Transcribe the records that follow in their entirety, omitting any pictures.

- **Data for this task**:
^^^^
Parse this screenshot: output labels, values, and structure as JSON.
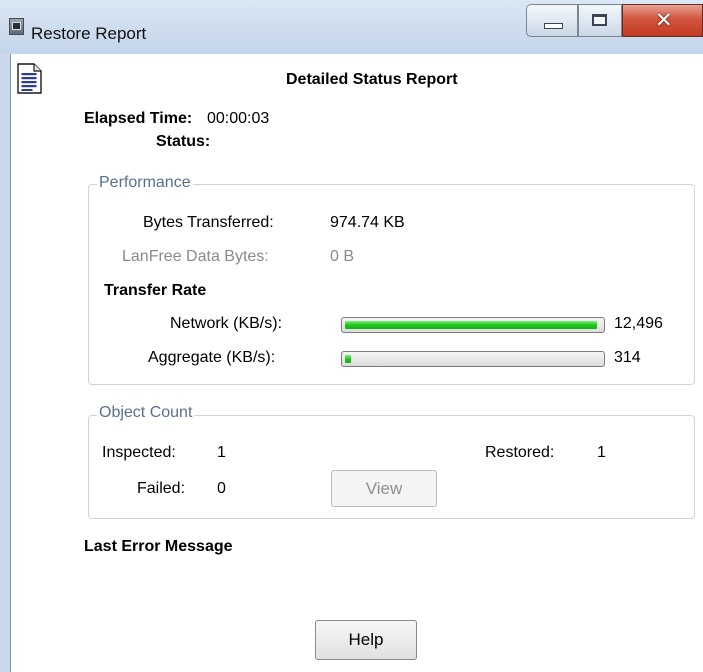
{
  "window": {
    "title": "Restore Report"
  },
  "header": {
    "title": "Detailed Status Report"
  },
  "summary": {
    "elapsed_label": "Elapsed Time:",
    "elapsed_value": "00:00:03",
    "status_label": "Status:",
    "status_value": ""
  },
  "performance": {
    "legend": "Performance",
    "bytes_label": "Bytes Transferred:",
    "bytes_value": "974.74 KB",
    "lanfree_label": "LanFree Data Bytes:",
    "lanfree_value": "0 B",
    "rate_heading": "Transfer Rate",
    "network_label": "Network (KB/s):",
    "network_value": "12,496",
    "network_fill_fraction": 0.985,
    "aggregate_label": "Aggregate (KB/s):",
    "aggregate_value": "314",
    "aggregate_fill_fraction": 0.025
  },
  "objects": {
    "legend": "Object Count",
    "inspected_label": "Inspected:",
    "inspected_value": "1",
    "restored_label": "Restored:",
    "restored_value": "1",
    "failed_label": "Failed:",
    "failed_value": "0",
    "view_label": "View"
  },
  "error": {
    "heading": "Last Error Message",
    "message": ""
  },
  "footer": {
    "help_label": "Help"
  },
  "icons": [
    "window-app-icon",
    "minimize-icon",
    "maximize-icon",
    "close-icon",
    "document-icon"
  ],
  "colors": {
    "progress_fill": "#1ec81e",
    "legend_text": "#56718f",
    "disabled_text": "#8a8a8a",
    "close_button": "#c8442c"
  }
}
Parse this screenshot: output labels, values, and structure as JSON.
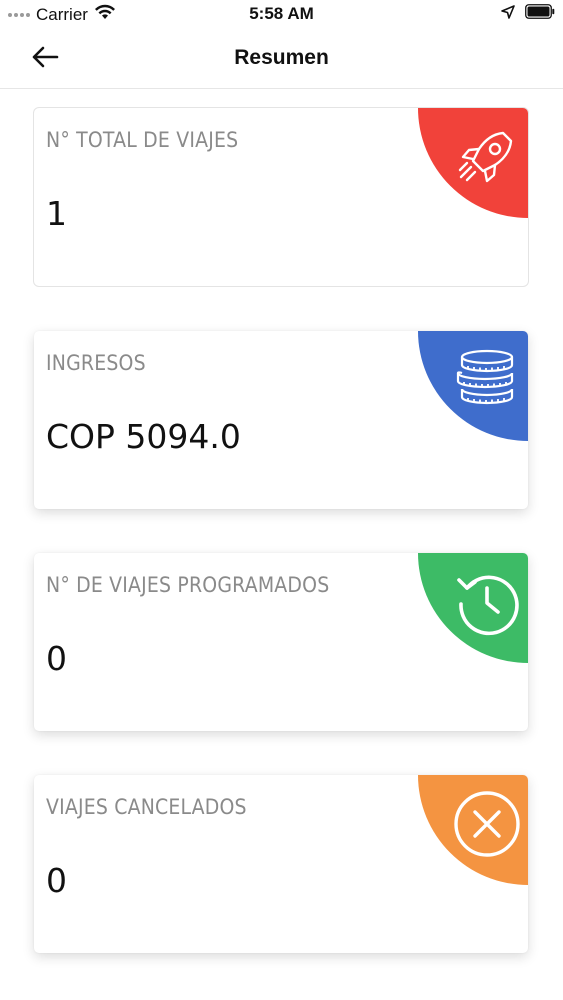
^^^^
- **Problem solution**:
Parse this screenshot: output labels, values, and structure as JSON.
{
  "window": {
    "title": "Restore Report"
  },
  "header": {
    "title": "Detailed Status Report"
  },
  "summary": {
    "elapsed_label": "Elapsed Time:",
    "elapsed_value": "00:00:03",
    "status_label": "Status:",
    "status_value": ""
  },
  "performance": {
    "legend": "Performance",
    "bytes_label": "Bytes Transferred:",
    "bytes_value": "974.74 KB",
    "lanfree_label": "LanFree Data Bytes:",
    "lanfree_value": "0 B",
    "rate_heading": "Transfer Rate",
    "network_label": "Network (KB/s):",
    "network_value": "12,496",
    "network_fill_fraction": 0.985,
    "aggregate_label": "Aggregate (KB/s):",
    "aggregate_value": "314",
    "aggregate_fill_fraction": 0.025
  },
  "objects": {
    "legend": "Object Count",
    "inspected_label": "Inspected:",
    "inspected_value": "1",
    "restored_label": "Restored:",
    "restored_value": "1",
    "failed_label": "Failed:",
    "failed_value": "0",
    "view_label": "View"
  },
  "error": {
    "heading": "Last Error Message",
    "message": ""
  },
  "footer": {
    "help_label": "Help"
  },
  "icons": [
    "window-app-icon",
    "minimize-icon",
    "maximize-icon",
    "close-icon",
    "document-icon"
  ],
  "colors": {
    "progress_fill": "#1ec81e",
    "legend_text": "#56718f",
    "disabled_text": "#8a8a8a",
    "close_button": "#c8442c"
  }
}
Parse this screenshot: output labels, values, and structure as JSON.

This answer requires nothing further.